> [Aim]: Show all lines from the data that include the word "CFDs".

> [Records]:
-- Begin --

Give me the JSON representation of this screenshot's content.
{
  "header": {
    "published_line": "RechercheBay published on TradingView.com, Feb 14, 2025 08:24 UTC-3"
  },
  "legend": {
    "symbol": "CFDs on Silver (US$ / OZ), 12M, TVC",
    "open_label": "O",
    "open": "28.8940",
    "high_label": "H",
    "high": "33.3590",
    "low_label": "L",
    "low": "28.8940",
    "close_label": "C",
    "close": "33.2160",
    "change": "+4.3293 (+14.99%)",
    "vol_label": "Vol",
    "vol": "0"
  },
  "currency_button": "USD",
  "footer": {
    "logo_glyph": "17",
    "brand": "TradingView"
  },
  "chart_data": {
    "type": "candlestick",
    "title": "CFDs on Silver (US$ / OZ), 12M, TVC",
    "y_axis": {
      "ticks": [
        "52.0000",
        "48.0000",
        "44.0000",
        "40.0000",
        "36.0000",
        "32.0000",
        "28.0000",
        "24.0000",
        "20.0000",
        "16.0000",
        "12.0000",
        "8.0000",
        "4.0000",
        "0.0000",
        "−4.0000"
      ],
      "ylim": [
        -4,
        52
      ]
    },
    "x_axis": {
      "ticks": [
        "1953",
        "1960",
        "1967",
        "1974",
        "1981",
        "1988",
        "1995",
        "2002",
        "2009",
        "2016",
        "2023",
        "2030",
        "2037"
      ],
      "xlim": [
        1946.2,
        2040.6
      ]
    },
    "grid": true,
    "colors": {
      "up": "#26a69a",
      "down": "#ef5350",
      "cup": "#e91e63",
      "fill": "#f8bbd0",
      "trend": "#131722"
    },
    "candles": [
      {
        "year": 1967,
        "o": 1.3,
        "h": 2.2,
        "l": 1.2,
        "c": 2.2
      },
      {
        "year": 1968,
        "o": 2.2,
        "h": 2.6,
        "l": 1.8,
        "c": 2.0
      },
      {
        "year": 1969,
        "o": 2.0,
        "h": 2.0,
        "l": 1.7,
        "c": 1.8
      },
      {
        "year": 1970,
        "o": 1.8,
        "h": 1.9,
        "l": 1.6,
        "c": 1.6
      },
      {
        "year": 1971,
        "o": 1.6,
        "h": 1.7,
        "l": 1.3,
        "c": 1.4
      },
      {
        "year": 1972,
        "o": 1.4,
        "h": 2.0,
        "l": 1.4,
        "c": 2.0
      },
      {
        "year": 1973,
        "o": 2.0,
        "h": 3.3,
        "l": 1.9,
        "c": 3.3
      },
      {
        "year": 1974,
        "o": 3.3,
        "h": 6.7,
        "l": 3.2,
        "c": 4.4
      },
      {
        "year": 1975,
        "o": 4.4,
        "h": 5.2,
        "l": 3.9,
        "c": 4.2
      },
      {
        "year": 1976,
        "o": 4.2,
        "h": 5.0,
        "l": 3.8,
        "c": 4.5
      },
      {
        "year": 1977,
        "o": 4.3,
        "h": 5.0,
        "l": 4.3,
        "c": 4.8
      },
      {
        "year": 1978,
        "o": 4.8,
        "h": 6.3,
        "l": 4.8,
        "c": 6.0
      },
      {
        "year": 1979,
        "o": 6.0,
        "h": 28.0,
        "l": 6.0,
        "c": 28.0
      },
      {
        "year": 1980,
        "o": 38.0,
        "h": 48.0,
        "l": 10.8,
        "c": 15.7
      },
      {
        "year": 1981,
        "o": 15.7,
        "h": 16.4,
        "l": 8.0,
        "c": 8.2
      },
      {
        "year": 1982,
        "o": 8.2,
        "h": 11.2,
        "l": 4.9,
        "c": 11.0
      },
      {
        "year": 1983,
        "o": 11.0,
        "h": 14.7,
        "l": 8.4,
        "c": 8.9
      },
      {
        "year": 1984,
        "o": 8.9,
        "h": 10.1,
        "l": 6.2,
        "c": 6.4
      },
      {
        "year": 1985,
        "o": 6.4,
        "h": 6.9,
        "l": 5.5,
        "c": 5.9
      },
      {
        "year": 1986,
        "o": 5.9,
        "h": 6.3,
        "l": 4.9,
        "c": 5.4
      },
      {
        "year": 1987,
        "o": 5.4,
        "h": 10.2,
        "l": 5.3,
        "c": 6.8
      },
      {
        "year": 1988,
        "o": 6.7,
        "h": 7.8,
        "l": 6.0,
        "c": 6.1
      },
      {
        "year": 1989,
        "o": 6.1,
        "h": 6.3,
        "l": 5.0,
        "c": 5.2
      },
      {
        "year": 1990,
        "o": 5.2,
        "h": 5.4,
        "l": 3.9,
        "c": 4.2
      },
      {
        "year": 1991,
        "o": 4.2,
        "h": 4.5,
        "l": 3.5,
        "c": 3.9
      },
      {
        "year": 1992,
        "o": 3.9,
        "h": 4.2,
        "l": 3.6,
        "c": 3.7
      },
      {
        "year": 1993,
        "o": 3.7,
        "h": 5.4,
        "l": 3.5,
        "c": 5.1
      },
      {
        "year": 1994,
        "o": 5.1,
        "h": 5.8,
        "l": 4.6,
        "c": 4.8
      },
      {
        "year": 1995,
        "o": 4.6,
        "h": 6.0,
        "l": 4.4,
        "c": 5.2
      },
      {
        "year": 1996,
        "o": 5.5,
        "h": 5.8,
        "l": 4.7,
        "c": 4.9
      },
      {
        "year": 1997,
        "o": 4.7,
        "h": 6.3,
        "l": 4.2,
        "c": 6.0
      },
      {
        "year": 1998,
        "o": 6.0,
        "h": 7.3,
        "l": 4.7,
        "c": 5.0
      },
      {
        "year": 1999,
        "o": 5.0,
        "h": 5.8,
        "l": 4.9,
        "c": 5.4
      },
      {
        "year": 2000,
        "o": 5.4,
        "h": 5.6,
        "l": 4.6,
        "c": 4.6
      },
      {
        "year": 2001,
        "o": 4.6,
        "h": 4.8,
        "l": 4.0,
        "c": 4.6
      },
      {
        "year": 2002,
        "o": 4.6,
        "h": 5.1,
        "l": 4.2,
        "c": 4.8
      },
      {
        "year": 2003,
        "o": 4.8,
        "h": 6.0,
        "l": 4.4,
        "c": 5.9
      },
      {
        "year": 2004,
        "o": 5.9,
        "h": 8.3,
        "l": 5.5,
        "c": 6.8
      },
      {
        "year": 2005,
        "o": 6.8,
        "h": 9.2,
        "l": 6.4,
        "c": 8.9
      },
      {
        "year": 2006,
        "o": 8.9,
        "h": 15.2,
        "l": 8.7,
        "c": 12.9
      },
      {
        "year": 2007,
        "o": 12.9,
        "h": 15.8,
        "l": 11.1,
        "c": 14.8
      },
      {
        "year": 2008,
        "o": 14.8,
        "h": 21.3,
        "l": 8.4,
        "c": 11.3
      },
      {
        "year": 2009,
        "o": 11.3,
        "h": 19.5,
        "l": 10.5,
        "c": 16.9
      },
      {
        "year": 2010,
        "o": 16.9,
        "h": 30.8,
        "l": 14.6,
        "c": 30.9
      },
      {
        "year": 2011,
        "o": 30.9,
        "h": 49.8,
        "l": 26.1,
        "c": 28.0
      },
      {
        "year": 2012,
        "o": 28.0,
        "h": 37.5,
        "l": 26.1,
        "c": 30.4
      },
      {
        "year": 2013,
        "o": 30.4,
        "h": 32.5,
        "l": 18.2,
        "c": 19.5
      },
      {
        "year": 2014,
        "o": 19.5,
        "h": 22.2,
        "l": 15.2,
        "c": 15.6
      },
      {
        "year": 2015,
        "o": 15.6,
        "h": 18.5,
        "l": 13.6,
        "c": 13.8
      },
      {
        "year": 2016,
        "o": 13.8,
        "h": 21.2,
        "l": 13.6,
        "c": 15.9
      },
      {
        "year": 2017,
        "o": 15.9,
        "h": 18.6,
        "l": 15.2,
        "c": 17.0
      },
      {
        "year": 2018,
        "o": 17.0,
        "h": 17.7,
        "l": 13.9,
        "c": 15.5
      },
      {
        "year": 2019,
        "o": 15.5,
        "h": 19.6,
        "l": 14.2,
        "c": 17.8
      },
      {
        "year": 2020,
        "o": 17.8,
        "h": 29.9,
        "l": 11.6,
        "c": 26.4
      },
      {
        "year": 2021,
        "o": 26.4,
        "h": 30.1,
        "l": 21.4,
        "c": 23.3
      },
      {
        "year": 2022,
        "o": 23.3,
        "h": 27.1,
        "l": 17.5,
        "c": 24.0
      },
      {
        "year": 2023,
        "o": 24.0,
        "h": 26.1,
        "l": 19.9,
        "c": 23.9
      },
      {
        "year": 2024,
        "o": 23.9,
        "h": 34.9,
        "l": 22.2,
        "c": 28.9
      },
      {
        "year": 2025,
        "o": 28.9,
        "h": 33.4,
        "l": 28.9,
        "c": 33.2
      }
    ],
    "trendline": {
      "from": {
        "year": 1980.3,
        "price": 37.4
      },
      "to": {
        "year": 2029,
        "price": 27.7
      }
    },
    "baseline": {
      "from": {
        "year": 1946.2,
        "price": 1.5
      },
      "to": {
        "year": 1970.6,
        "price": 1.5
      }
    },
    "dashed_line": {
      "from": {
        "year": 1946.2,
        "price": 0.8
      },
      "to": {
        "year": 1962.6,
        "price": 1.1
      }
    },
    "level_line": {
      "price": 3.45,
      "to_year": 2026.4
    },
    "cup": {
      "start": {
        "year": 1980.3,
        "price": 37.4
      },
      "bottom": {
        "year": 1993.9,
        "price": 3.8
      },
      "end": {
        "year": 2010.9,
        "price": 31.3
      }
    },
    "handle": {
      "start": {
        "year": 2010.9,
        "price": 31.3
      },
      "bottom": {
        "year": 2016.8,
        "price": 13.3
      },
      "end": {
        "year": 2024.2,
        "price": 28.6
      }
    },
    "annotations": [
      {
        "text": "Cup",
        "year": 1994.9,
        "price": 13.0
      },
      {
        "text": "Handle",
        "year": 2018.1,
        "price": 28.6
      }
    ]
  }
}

-- End --

> [Finished exercise]:
    "symbol": "CFDs on Silver (US$ / OZ), 12M, TVC",
    "title": "CFDs on Silver (US$ / OZ), 12M, TVC",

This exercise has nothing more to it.